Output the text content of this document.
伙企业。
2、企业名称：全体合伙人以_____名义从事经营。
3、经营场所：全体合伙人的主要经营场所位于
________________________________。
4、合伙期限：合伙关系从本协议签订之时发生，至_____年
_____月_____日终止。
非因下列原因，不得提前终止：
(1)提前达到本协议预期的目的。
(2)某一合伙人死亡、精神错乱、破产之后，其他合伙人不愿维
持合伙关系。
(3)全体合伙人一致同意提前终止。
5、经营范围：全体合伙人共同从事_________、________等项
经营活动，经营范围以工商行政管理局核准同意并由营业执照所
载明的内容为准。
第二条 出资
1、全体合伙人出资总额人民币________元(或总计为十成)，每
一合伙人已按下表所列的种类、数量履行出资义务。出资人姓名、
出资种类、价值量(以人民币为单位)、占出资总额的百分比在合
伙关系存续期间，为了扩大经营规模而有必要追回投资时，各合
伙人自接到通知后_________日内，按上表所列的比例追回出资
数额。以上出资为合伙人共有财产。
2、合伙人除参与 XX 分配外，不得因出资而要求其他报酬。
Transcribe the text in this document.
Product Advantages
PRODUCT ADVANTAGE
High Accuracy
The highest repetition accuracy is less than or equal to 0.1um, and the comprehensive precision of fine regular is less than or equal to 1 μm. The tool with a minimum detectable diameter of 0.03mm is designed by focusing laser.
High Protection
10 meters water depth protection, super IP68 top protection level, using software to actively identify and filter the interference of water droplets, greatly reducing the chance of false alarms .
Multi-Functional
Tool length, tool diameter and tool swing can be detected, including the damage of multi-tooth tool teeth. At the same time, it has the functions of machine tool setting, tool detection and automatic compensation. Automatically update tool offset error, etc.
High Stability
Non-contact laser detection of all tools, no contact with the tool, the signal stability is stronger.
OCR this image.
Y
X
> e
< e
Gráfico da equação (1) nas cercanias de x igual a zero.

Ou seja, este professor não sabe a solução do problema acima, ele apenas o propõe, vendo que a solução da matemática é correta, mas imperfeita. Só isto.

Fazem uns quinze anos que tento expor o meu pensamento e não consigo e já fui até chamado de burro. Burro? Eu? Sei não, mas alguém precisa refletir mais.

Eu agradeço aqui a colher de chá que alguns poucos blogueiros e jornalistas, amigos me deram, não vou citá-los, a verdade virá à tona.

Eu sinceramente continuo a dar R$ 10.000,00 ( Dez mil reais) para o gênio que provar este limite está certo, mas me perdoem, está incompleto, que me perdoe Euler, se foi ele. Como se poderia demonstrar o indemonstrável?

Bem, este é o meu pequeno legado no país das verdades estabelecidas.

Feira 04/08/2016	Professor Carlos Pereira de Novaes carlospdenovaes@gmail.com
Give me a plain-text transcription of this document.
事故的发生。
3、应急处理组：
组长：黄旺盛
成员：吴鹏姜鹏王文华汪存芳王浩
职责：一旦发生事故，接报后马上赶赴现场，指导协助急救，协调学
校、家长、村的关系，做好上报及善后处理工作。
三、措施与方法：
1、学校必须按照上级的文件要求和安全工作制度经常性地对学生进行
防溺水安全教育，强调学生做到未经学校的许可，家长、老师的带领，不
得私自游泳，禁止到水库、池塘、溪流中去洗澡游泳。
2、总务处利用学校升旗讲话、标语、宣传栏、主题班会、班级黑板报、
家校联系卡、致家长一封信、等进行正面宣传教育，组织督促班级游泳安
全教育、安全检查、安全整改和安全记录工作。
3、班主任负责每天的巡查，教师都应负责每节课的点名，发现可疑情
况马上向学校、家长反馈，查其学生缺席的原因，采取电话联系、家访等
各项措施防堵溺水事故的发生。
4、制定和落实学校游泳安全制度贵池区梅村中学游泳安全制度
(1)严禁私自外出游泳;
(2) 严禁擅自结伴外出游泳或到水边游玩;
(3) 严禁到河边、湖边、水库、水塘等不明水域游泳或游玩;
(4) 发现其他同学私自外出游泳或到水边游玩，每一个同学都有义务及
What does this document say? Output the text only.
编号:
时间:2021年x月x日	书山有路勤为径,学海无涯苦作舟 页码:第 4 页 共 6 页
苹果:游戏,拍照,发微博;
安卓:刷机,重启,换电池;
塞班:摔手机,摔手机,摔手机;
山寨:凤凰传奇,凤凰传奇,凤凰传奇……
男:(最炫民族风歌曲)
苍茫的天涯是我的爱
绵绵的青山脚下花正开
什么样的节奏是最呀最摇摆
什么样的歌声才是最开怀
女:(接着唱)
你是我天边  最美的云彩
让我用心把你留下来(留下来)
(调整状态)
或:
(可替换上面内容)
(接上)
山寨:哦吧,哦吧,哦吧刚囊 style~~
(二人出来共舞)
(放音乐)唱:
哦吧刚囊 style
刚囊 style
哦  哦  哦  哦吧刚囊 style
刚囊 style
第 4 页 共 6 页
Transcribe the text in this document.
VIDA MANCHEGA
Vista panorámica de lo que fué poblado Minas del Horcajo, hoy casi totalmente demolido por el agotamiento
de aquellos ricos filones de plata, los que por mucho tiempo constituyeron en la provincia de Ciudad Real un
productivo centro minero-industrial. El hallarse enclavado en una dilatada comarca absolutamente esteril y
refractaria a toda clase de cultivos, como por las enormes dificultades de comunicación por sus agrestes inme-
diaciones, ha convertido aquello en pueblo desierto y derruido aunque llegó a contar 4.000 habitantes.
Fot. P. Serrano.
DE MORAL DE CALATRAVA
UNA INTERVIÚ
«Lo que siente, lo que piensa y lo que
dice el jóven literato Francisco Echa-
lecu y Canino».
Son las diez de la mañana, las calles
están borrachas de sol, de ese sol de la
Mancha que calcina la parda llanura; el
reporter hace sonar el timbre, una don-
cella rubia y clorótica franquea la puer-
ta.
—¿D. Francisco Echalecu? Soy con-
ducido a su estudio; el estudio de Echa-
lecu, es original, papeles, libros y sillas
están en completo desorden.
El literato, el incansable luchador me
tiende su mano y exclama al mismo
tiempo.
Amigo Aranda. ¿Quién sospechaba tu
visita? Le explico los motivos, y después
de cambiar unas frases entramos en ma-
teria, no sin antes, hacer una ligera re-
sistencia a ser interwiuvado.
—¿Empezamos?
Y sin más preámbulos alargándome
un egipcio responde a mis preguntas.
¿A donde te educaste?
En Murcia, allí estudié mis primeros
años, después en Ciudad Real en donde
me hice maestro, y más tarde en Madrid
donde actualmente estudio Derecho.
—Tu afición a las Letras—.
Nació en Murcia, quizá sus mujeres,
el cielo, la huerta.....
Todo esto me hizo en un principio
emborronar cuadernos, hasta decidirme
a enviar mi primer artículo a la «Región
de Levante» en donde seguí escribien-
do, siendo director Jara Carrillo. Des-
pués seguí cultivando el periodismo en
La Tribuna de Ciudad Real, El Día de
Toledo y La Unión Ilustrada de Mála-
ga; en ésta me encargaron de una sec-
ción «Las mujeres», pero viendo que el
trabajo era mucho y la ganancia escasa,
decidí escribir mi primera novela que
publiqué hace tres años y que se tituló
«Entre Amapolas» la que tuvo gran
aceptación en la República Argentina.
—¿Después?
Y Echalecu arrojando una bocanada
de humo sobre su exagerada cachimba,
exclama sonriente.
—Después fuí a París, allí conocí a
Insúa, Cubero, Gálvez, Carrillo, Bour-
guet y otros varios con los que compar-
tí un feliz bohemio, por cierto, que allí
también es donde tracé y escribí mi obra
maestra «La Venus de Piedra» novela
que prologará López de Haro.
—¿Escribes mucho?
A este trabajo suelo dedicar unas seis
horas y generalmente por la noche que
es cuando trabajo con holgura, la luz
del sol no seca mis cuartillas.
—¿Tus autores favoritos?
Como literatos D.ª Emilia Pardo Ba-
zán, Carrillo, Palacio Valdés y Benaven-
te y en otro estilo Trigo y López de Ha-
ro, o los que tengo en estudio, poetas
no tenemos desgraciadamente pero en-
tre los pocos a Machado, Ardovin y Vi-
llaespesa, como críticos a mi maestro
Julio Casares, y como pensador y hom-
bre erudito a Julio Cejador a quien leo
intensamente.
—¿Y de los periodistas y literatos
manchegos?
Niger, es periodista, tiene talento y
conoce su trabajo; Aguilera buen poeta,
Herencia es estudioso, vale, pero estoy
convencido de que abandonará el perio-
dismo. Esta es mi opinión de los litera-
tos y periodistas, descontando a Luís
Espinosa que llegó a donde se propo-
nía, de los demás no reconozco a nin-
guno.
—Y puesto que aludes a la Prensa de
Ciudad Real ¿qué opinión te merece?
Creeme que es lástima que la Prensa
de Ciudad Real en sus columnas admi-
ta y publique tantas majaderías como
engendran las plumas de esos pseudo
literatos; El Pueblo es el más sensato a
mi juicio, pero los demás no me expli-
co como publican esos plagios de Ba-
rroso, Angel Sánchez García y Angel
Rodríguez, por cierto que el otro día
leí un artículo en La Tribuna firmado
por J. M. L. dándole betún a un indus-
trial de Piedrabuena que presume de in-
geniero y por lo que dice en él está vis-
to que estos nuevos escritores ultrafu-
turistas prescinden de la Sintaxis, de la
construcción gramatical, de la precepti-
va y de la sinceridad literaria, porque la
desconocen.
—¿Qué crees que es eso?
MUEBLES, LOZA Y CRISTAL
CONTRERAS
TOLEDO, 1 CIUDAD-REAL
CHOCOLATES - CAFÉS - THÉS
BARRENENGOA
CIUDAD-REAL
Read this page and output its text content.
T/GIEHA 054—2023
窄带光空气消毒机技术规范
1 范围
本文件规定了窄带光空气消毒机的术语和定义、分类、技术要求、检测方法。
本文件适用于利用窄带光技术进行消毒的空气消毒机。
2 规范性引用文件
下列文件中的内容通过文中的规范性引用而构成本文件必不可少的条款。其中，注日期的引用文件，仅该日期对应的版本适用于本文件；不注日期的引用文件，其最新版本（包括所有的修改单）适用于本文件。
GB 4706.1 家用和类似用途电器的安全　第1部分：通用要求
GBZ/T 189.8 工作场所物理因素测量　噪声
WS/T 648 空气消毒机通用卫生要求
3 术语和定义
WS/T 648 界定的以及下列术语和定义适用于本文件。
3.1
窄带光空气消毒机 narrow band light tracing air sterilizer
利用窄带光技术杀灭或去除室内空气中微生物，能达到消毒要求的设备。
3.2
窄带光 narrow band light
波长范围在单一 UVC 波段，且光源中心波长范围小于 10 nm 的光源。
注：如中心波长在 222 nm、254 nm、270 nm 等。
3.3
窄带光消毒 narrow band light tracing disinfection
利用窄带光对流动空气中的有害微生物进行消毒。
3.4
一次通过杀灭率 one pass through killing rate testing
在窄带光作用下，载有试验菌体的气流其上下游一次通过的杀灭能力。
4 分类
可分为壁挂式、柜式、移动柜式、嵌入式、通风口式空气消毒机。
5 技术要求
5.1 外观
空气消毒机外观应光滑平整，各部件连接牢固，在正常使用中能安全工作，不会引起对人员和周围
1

TASK TO COMPLETE :: Gather each line in the data that holds the string "López".

THE COMPLETED TASK ::
que prologará López de Haro.
te y en otro estilo Trigo y López de Ha-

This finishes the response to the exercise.